## What you are asked to do:
Copy down all of the data underneath, exactly as shown.

## Source material:
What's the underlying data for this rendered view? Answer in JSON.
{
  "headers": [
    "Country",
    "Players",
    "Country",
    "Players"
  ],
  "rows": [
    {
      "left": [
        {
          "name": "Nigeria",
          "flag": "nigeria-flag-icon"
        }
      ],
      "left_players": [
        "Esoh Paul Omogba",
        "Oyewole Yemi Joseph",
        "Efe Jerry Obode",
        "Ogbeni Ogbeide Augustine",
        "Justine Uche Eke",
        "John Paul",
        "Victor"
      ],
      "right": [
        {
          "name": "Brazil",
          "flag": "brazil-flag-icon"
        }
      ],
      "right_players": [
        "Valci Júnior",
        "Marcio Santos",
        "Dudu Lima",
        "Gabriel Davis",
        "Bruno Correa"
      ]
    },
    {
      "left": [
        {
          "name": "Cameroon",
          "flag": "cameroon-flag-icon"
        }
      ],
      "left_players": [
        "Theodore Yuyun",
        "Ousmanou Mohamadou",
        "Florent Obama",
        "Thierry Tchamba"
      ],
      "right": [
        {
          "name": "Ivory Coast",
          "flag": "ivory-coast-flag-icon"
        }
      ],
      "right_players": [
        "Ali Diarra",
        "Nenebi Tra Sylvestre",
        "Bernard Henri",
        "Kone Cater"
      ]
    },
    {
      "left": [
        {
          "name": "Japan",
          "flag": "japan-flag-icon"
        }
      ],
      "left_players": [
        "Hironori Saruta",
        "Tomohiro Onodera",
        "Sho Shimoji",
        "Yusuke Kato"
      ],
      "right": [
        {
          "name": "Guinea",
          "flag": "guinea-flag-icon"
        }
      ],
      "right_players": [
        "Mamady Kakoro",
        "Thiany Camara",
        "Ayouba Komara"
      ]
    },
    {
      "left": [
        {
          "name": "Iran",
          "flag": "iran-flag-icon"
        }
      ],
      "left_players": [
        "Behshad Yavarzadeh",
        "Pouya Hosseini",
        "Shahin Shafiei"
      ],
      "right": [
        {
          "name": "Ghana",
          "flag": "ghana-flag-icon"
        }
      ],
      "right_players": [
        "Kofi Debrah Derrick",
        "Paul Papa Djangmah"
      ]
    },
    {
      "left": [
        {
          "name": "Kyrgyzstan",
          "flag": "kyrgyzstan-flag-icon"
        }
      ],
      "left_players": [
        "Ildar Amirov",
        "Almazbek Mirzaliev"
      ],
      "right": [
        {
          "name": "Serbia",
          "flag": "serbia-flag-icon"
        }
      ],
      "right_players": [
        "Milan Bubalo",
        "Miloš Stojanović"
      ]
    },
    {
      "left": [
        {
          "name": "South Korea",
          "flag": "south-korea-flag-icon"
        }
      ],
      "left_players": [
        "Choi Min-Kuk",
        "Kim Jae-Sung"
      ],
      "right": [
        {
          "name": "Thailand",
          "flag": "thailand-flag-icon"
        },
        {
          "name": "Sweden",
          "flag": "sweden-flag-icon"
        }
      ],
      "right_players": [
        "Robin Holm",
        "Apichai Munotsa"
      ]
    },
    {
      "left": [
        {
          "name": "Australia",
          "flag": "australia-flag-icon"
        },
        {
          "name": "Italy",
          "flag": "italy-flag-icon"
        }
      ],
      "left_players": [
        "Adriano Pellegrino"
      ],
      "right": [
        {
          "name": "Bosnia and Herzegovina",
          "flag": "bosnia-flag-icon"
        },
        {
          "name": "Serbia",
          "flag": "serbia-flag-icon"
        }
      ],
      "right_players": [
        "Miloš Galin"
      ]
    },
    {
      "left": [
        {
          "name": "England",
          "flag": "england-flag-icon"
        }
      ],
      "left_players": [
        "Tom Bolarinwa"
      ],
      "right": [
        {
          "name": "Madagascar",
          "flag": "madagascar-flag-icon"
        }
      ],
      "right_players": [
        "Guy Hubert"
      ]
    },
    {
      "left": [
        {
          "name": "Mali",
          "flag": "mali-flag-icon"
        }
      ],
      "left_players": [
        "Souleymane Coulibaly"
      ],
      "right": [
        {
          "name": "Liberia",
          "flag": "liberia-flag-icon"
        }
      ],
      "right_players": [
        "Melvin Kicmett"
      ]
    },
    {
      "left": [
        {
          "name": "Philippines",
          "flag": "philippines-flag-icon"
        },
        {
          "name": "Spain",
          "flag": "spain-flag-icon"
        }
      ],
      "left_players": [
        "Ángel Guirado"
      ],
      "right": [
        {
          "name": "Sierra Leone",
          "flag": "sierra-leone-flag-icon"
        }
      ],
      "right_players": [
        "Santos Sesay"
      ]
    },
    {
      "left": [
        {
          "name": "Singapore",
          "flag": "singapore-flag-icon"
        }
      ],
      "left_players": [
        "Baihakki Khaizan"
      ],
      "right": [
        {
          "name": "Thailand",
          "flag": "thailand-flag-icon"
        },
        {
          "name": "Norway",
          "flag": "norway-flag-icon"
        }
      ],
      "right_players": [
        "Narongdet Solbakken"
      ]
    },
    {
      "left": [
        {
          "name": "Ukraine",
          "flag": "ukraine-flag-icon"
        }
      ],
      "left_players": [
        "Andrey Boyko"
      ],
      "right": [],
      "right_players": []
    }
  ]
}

## Response to this exercise:
What's the underlying data for this rendered view? Answer in JSON.
{
  "headers": [
    "Country",
    "Players",
    "Country",
    "Players"
  ],
  "rows": [
    {
      "left": [
        {
          "name": "Nigeria",
          "flag": "nigeria-flag-icon"
        }
      ],
      "left_players": [
        "Esoh Paul Omogba",
        "Oyewole Yemi Joseph",
        "Efe Jerry Obode",
        "Ogbeni Ogbeide Augustine",
        "Justine Uche Eke",
        "John Paul",
        "Victor"
      ],
      "right": [
        {
          "name": "Brazil",
          "flag": "brazil-flag-icon"
        }
      ],
      "right_players": [
        "Valci Júnior",
        "Marcio Santos",
        "Dudu Lima",
        "Gabriel Davis",
        "Bruno Correa"
      ]
    },
    {
      "left": [
        {
          "name": "Cameroon",
          "flag": "cameroon-flag-icon"
        }
      ],
      "left_players": [
        "Theodore Yuyun",
        "Ousmanou Mohamadou",
        "Florent Obama",
        "Thierry Tchamba"
      ],
      "right": [
        {
          "name": "Ivory Coast",
          "flag": "ivory-coast-flag-icon"
        }
      ],
      "right_players": [
        "Ali Diarra",
        "Nenebi Tra Sylvestre",
        "Bernard Henri",
        "Kone Cater"
      ]
    },
    {
      "left": [
        {
          "name": "Japan",
          "flag": "japan-flag-icon"
        }
      ],
      "left_players": [
        "Hironori Saruta",
        "Tomohiro Onodera",
        "Sho Shimoji",
        "Yusuke Kato"
      ],
      "right": [
        {
          "name": "Guinea",
          "flag": "guinea-flag-icon"
        }
      ],
      "right_players": [
        "Mamady Kakoro",
        "Thiany Camara",
        "Ayouba Komara"
      ]
    },
    {
      "left": [
        {
          "name": "Iran",
          "flag": "iran-flag-icon"
        }
      ],
      "left_players": [
        "Behshad Yavarzadeh",
        "Pouya Hosseini",
        "Shahin Shafiei"
      ],
      "right": [
        {
          "name": "Ghana",
          "flag": "ghana-flag-icon"
        }
      ],
      "right_players": [
        "Kofi Debrah Derrick",
        "Paul Papa Djangmah"
      ]
    },
    {
      "left": [
        {
          "name": "Kyrgyzstan",
          "flag": "kyrgyzstan-flag-icon"
        }
      ],
      "left_players": [
        "Ildar Amirov",
        "Almazbek Mirzaliev"
      ],
      "right": [
        {
          "name": "Serbia",
          "flag": "serbia-flag-icon"
        }
      ],
      "right_players": [
        "Milan Bubalo",
        "Miloš Stojanović"
      ]
    },
    {
      "left": [
        {
          "name": "South Korea",
          "flag": "south-korea-flag-icon"
        }
      ],
      "left_players": [
        "Choi Min-Kuk",
        "Kim Jae-Sung"
      ],
      "right": [
        {
          "name": "Thailand",
          "flag": "thailand-flag-icon"
        },
        {
          "name": "Sweden",
          "flag": "sweden-flag-icon"
        }
      ],
      "right_players": [
        "Robin Holm",
        "Apichai Munotsa"
      ]
    },
    {
      "left": [
        {
          "name": "Australia",
          "flag": "australia-flag-icon"
        },
        {
          "name": "Italy",
          "flag": "italy-flag-icon"
        }
      ],
      "left_players": [
        "Adriano Pellegrino"
      ],
      "right": [
        {
          "name": "Bosnia and Herzegovina",
          "flag": "bosnia-flag-icon"
        },
        {
          "name": "Serbia",
          "flag": "serbia-flag-icon"
        }
      ],
      "right_players": [
        "Miloš Galin"
      ]
    },
    {
      "left": [
        {
          "name": "England",
          "flag": "england-flag-icon"
        }
      ],
      "left_players": [
        "Tom Bolarinwa"
      ],
      "right": [
        {
          "name": "Madagascar",
          "flag": "madagascar-flag-icon"
        }
      ],
      "right_players": [
        "Guy Hubert"
      ]
    },
    {
      "left": [
        {
          "name": "Mali",
          "flag": "mali-flag-icon"
        }
      ],
      "left_players": [
        "Souleymane Coulibaly"
      ],
      "right": [
        {
          "name": "Liberia",
          "flag": "liberia-flag-icon"
        }
      ],
      "right_players": [
        "Melvin Kicmett"
      ]
    },
    {
      "left": [
        {
          "name": "Philippines",
          "flag": "philippines-flag-icon"
        },
        {
          "name": "Spain",
          "flag": "spain-flag-icon"
        }
      ],
      "left_players": [
        "Ángel Guirado"
      ],
      "right": [
        {
          "name": "Sierra Leone",
          "flag": "sierra-leone-flag-icon"
        }
      ],
      "right_players": [
        "Santos Sesay"
      ]
    },
    {
      "left": [
        {
          "name": "Singapore",
          "flag": "singapore-flag-icon"
        }
      ],
      "left_players": [
        "Baihakki Khaizan"
      ],
      "right": [
        {
          "name": "Thailand",
          "flag": "thailand-flag-icon"
        },
        {
          "name": "Norway",
          "flag": "norway-flag-icon"
        }
      ],
      "right_players": [
        "Narongdet Solbakken"
      ]
    },
    {
      "left": [
        {
          "name": "Ukraine",
          "flag": "ukraine-flag-icon"
        }
      ],
      "left_players": [
        "Andrey Boyko"
      ],
      "right": [],
      "right_players": []
    }
  ]
}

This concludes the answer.